**JOB**
Gather all lines containing the string "name" and copy them out.

── DATA PROVIDED

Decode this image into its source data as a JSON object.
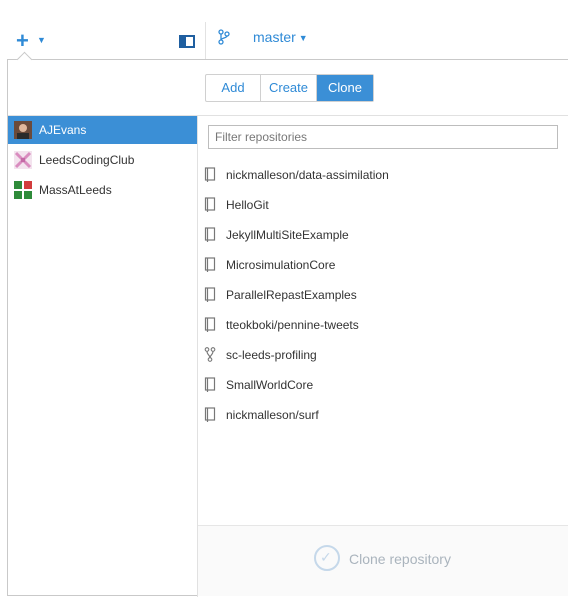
{
  "toolbar": {
    "branch_label": "master"
  },
  "tabs": [
    {
      "label": "Add"
    },
    {
      "label": "Create"
    },
    {
      "label": "Clone"
    }
  ],
  "accounts": [
    {
      "name": "AJEvans",
      "selected": true
    },
    {
      "name": "LeedsCodingClub",
      "selected": false
    },
    {
      "name": "MassAtLeeds",
      "selected": false
    }
  ],
  "filter": {
    "placeholder": "Filter repositories",
    "value": ""
  },
  "repositories": [
    {
      "name": "nickmalleson/data-assimilation",
      "icon": "repo-icon"
    },
    {
      "name": "HelloGit",
      "icon": "repo-icon"
    },
    {
      "name": "JekyllMultiSiteExample",
      "icon": "repo-icon"
    },
    {
      "name": "MicrosimulationCore",
      "icon": "repo-icon"
    },
    {
      "name": "ParallelRepastExamples",
      "icon": "repo-icon"
    },
    {
      "name": "tteokboki/pennine-tweets",
      "icon": "repo-icon"
    },
    {
      "name": "sc-leeds-profiling",
      "icon": "fork-icon"
    },
    {
      "name": "SmallWorldCore",
      "icon": "repo-icon"
    },
    {
      "name": "nickmalleson/surf",
      "icon": "repo-icon"
    }
  ],
  "footer": {
    "clone_label": "Clone repository"
  },
  "colors": {
    "accent": "#3b8fd6",
    "link": "#2f8ad6",
    "disabled": "#aab4bd"
  }
}
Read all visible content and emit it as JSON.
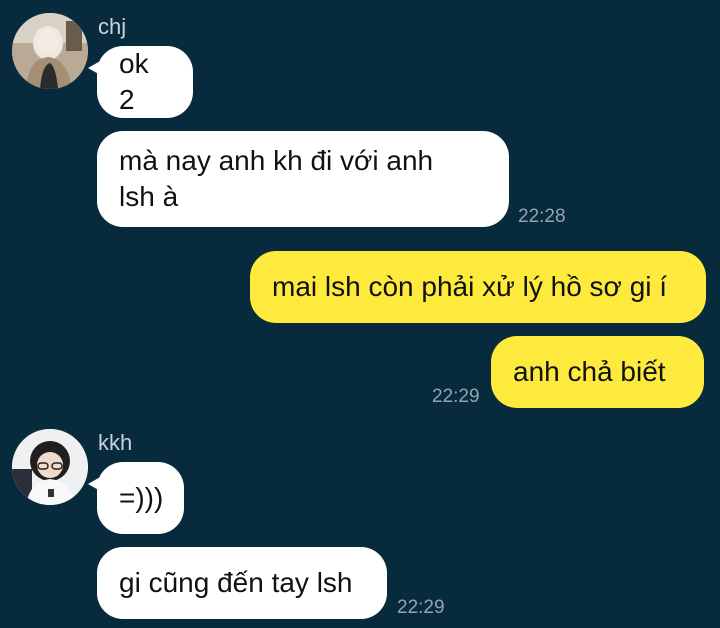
{
  "conversation": {
    "groups": [
      {
        "sender": "chj",
        "messages": [
          "ok 2",
          "mà nay anh kh đi với anh lsh à"
        ],
        "time": "22:28"
      },
      {
        "sender": "",
        "messages": [
          "mai lsh còn phải xử lý hồ sơ gi í",
          "anh chả biết"
        ],
        "time": "22:29"
      },
      {
        "sender": "kkh",
        "messages": [
          "=)))",
          "gi cũng đến tay lsh"
        ],
        "time": "22:29"
      }
    ]
  },
  "colors": {
    "background": "#072a3c",
    "incoming_bubble": "#ffffff",
    "outgoing_bubble": "#fdea3c",
    "timestamp": "#93a4ae"
  },
  "icons": {
    "avatar_1": "avatar-photo-hooded-person",
    "avatar_2": "avatar-photo-person-with-glasses"
  }
}
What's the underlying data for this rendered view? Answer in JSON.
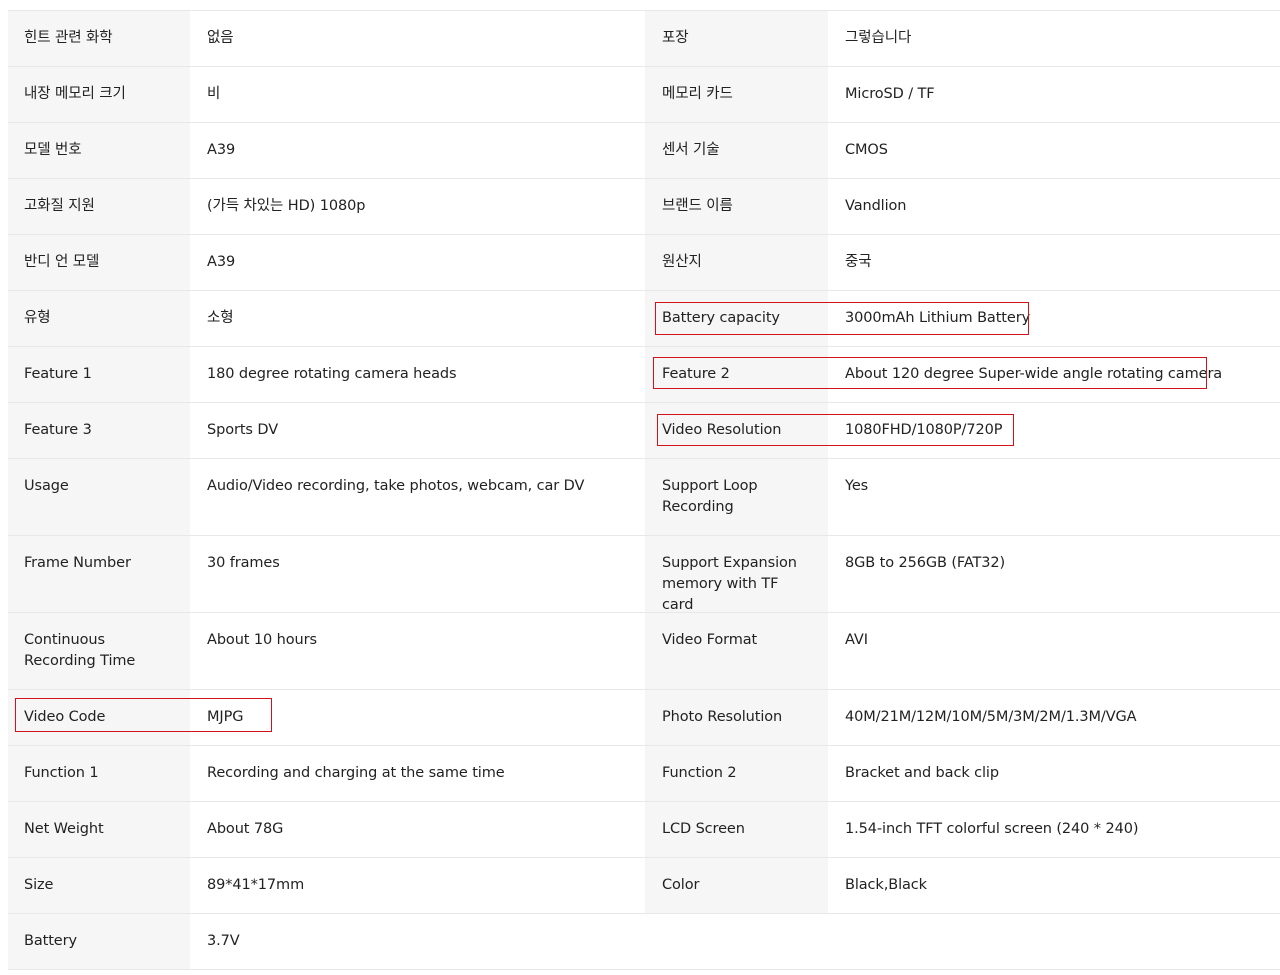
{
  "rows": [
    {
      "k1": "힌트 관련 화학",
      "v1": "없음",
      "k2": "포장",
      "v2": "그렇습니다"
    },
    {
      "k1": "내장 메모리 크기",
      "v1": "비",
      "k2": "메모리 카드",
      "v2": "MicroSD / TF"
    },
    {
      "k1": "모델 번호",
      "v1": "A39",
      "k2": "센서 기술",
      "v2": "CMOS"
    },
    {
      "k1": "고화질 지원",
      "v1": "(가득 차있는 HD) 1080p",
      "k2": "브랜드 이름",
      "v2": "Vandlion"
    },
    {
      "k1": "반디 언 모델",
      "v1": "A39",
      "k2": "원산지",
      "v2": "중국"
    },
    {
      "k1": "유형",
      "v1": "소형",
      "k2": "Battery capacity",
      "v2": "3000mAh Lithium Battery"
    },
    {
      "k1": "Feature 1",
      "v1": "180 degree rotating camera heads",
      "k2": "Feature 2",
      "v2": "About 120 degree Super-wide angle rotating camera"
    },
    {
      "k1": "Feature 3",
      "v1": "Sports DV",
      "k2": "Video Resolution",
      "v2": "1080FHD/1080P/720P"
    },
    {
      "k1": "Usage",
      "v1": "Audio/Video recording, take photos, webcam, car DV",
      "k2": "Support Loop Recording",
      "v2": "Yes"
    },
    {
      "k1": "Frame Number",
      "v1": "30 frames",
      "k2": "Support Expansion memory with TF card",
      "v2": "8GB to 256GB (FAT32)"
    },
    {
      "k1": "Continuous Recording Time",
      "v1": "About 10 hours",
      "k2": "Video Format",
      "v2": "AVI"
    },
    {
      "k1": "Video Code",
      "v1": "MJPG",
      "k2": "Photo Resolution",
      "v2": "40M/21M/12M/10M/5M/3M/2M/1.3M/VGA"
    },
    {
      "k1": "Function 1",
      "v1": "Recording and charging at the same time",
      "k2": "Function 2",
      "v2": "Bracket and back clip"
    },
    {
      "k1": "Net Weight",
      "v1": "About 78G",
      "k2": "LCD Screen",
      "v2": "1.54-inch TFT colorful screen (240 * 240)"
    },
    {
      "k1": "Size",
      "v1": "89*41*17mm",
      "k2": "Color",
      "v2": "Black,Black"
    },
    {
      "k1": "Battery",
      "v1": "3.7V"
    }
  ],
  "colors": {
    "label_bg": "#f6f6f6",
    "border": "#e8e8e8",
    "highlight": "#d0121b",
    "text": "#222222"
  }
}
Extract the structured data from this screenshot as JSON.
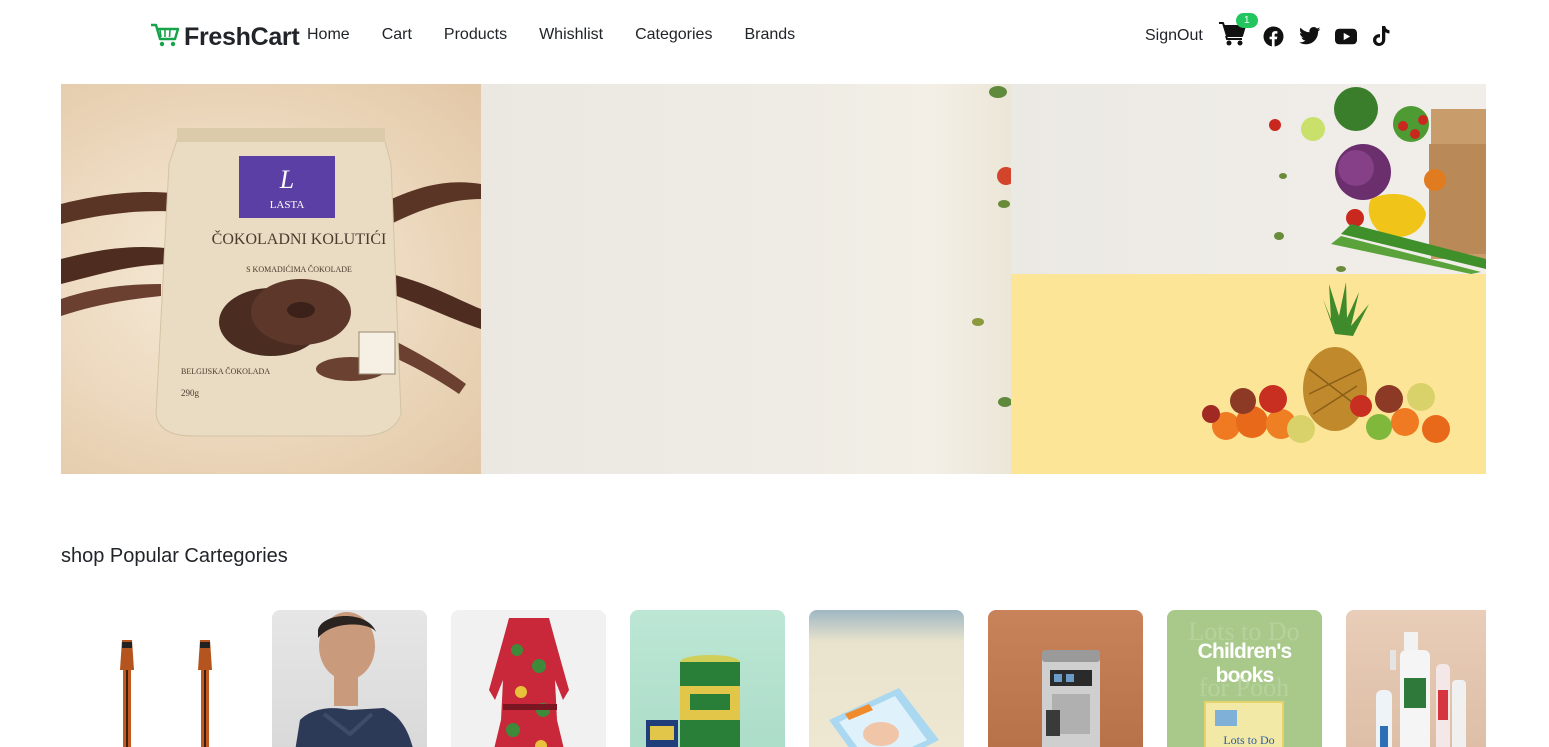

────

**THE SOLUTION**
      "name": "AJEvans",
      "name": "LeedsCodingClub",
      "name": "MassAtLeeds",
      "name": "nickmalleson/data-assimilation",
      "name": "HelloGit",
      "name": "JekyllMultiSiteExample",
      "name": "MicrosimulationCore",
      "name": "ParallelRepastExamples",
      "name": "tteokboki/pennine-tweets",
      "name": "sc-leeds-profiling",
      "name": "SmallWorldCore",
      "name": "nickmalleson/surf",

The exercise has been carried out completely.